§ PROVIDED DATA
..............................

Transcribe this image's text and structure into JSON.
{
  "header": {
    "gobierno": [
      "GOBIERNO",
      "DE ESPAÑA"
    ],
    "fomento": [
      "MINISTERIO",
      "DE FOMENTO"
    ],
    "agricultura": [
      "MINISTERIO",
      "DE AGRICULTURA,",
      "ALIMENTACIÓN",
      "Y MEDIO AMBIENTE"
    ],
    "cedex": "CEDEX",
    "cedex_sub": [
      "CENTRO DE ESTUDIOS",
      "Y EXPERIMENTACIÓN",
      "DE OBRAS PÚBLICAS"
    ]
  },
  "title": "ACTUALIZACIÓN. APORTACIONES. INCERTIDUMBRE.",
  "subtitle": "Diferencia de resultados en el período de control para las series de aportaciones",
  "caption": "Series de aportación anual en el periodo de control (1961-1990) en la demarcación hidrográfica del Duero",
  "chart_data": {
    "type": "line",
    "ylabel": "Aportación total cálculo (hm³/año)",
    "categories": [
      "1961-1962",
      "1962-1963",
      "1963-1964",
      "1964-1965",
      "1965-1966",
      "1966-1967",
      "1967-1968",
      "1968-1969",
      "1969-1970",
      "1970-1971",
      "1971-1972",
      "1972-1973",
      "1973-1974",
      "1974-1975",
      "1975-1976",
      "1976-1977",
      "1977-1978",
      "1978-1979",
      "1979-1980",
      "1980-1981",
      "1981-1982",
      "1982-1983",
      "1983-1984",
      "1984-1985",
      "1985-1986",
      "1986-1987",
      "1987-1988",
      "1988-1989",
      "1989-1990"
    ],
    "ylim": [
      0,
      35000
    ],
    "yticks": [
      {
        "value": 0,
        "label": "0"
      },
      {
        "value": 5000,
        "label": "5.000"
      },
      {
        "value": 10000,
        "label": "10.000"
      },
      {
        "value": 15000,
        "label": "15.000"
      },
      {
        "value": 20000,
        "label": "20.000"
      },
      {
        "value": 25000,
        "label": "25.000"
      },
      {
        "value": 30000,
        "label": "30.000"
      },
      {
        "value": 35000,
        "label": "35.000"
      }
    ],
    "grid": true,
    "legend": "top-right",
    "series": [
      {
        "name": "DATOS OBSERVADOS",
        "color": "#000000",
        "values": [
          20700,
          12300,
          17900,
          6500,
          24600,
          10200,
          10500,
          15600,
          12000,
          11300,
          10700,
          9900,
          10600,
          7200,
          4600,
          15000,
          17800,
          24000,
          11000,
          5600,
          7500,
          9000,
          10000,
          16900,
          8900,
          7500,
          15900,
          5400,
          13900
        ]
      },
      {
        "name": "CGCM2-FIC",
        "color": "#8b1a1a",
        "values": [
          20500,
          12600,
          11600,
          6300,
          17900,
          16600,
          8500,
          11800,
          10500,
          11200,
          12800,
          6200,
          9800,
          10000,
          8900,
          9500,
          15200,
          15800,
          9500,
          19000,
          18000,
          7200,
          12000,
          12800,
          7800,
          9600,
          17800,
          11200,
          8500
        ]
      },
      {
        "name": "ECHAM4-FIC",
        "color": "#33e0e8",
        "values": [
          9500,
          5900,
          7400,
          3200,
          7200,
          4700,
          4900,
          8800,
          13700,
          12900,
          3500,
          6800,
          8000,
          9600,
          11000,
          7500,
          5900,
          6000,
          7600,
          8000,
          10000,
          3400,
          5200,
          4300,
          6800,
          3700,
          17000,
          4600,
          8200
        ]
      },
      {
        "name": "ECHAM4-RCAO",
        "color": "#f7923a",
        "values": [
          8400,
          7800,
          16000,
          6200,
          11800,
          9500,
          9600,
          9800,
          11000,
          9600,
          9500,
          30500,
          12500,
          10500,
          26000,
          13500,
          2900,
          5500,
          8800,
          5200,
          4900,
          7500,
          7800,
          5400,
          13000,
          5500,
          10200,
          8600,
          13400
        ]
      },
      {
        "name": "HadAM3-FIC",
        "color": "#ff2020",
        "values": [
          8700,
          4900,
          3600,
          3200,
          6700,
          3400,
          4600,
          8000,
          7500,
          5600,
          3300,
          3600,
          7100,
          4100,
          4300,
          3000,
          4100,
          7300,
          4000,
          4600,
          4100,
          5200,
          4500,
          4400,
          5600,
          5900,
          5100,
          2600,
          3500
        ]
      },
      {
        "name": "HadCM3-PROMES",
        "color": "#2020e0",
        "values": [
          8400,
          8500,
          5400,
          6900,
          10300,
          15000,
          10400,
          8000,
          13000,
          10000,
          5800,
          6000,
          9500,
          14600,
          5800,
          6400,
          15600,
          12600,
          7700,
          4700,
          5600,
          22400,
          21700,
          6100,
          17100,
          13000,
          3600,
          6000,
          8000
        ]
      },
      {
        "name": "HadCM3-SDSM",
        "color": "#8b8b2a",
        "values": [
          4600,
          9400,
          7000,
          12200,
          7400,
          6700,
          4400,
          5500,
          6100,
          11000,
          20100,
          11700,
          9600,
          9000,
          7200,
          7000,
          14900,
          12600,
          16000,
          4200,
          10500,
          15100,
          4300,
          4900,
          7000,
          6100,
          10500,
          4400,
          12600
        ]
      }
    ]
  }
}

..............................

§ SET PROBLEM
Find "color". Copy every line it occurs in.

§ EXERCISE ANSWER
        "color": "#000000",
        "color": "#8b1a1a",
        "color": "#33e0e8",
        "color": "#f7923a",
        "color": "#ff2020",
        "color": "#2020e0",
        "color": "#8b8b2a",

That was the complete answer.